From the listing, collect all lines containing the word "diagnosis".

**Records to process**
◆ ◆ ◆ ◆

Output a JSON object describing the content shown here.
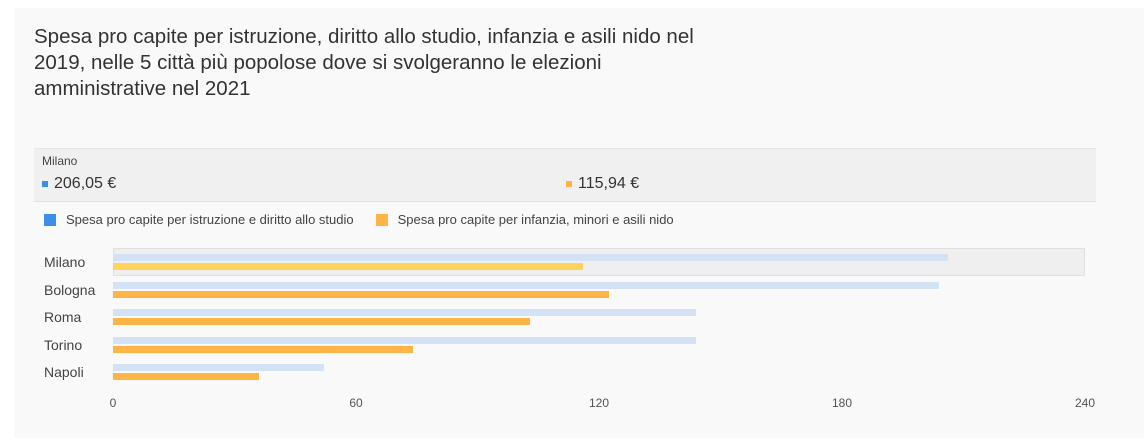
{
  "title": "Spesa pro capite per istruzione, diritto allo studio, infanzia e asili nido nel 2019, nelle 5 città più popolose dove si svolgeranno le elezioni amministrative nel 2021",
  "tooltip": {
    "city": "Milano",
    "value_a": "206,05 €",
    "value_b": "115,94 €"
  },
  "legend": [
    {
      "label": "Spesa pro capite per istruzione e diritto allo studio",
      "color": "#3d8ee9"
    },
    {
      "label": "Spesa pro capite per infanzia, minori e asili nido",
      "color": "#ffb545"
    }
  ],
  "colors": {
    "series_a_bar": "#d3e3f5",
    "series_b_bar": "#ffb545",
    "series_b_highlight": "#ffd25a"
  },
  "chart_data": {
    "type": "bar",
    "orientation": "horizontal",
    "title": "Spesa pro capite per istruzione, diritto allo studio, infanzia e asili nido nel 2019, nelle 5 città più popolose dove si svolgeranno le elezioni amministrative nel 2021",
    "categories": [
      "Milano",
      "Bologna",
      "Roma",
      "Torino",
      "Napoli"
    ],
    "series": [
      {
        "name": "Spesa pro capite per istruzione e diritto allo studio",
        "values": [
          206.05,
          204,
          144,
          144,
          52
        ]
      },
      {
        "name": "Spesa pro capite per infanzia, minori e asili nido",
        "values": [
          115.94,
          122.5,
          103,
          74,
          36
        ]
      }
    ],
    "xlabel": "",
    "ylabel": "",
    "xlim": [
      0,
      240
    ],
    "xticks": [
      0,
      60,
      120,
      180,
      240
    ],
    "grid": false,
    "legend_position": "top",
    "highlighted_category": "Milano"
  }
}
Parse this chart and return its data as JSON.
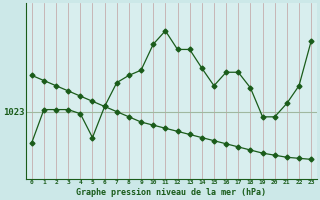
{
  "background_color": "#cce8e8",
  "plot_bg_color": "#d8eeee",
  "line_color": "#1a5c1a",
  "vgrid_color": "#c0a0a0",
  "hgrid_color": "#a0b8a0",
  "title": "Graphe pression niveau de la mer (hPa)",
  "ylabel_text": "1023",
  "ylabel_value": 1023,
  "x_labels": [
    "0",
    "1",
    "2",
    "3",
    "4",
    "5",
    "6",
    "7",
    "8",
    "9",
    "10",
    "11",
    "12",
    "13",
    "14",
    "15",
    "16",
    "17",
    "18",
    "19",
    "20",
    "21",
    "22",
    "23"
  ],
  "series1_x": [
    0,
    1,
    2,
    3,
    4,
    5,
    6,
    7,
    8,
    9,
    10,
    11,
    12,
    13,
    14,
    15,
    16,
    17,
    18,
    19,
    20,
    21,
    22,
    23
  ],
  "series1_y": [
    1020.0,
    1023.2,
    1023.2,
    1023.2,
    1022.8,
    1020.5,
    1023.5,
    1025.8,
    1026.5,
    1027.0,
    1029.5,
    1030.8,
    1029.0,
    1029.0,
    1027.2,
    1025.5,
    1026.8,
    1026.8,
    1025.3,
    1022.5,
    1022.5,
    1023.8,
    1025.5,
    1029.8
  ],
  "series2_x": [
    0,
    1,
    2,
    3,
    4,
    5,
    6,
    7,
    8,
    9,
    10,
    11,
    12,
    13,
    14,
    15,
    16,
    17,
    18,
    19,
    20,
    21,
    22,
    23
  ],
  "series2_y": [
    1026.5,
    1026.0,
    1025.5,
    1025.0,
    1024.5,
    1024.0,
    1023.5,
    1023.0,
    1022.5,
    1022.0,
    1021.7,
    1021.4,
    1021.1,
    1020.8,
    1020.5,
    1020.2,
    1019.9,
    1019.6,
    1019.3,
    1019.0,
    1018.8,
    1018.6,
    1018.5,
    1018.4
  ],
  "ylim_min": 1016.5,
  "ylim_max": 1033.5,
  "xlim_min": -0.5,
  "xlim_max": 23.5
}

◆ ◆ ◆ ◆

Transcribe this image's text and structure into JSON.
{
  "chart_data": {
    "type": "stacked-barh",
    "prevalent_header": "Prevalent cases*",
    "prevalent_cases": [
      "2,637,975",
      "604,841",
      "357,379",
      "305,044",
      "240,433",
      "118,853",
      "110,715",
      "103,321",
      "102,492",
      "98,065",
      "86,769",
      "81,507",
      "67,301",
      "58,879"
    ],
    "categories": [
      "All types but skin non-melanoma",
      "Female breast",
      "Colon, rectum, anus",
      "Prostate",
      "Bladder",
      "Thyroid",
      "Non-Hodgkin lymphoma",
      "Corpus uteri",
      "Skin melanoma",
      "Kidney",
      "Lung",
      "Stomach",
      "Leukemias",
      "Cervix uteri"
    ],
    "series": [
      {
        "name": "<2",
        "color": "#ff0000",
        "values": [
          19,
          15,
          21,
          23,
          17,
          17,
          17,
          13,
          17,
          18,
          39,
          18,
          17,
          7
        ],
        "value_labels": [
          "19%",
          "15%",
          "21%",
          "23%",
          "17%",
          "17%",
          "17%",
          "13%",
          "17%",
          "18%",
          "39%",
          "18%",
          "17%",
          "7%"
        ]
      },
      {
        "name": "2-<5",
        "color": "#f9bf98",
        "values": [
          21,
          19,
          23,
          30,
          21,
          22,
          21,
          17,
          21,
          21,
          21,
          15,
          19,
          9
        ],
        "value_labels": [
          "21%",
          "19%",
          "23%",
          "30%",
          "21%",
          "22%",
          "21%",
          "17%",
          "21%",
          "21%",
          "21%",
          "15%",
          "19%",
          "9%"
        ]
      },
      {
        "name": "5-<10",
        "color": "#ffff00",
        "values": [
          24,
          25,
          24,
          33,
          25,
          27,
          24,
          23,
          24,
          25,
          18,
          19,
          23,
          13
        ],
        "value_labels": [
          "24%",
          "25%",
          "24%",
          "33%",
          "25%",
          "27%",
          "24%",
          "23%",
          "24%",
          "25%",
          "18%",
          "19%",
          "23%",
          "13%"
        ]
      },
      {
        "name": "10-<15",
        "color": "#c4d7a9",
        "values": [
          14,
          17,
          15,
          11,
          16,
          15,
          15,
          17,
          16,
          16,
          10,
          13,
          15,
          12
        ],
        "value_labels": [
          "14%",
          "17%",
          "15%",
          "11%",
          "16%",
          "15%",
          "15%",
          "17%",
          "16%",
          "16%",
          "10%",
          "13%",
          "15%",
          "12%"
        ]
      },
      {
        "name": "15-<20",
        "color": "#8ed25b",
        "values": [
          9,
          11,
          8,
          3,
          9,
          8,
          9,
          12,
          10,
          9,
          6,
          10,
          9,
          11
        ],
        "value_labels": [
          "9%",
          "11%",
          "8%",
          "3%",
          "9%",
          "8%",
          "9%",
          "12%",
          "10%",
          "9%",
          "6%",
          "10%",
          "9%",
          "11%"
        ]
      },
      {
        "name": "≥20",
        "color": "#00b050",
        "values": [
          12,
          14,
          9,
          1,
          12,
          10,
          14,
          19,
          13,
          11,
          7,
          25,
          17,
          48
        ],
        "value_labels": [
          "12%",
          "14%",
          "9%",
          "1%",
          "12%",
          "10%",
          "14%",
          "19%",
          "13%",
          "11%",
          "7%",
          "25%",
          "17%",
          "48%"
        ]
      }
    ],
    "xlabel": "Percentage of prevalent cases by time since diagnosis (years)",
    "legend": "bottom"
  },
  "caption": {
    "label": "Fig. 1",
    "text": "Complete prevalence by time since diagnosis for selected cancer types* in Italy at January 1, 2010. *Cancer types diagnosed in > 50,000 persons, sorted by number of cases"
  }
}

◆ ◆ ◆ ◆

**Solution**
    "xlabel": "Percentage of prevalent cases by time since diagnosis (years)",
    "text": "Complete prevalence by time since diagnosis for selected cancer types* in Italy at January 1, 2010. *Cancer types diagnosed in > 50,000 persons, sorted by number of cases"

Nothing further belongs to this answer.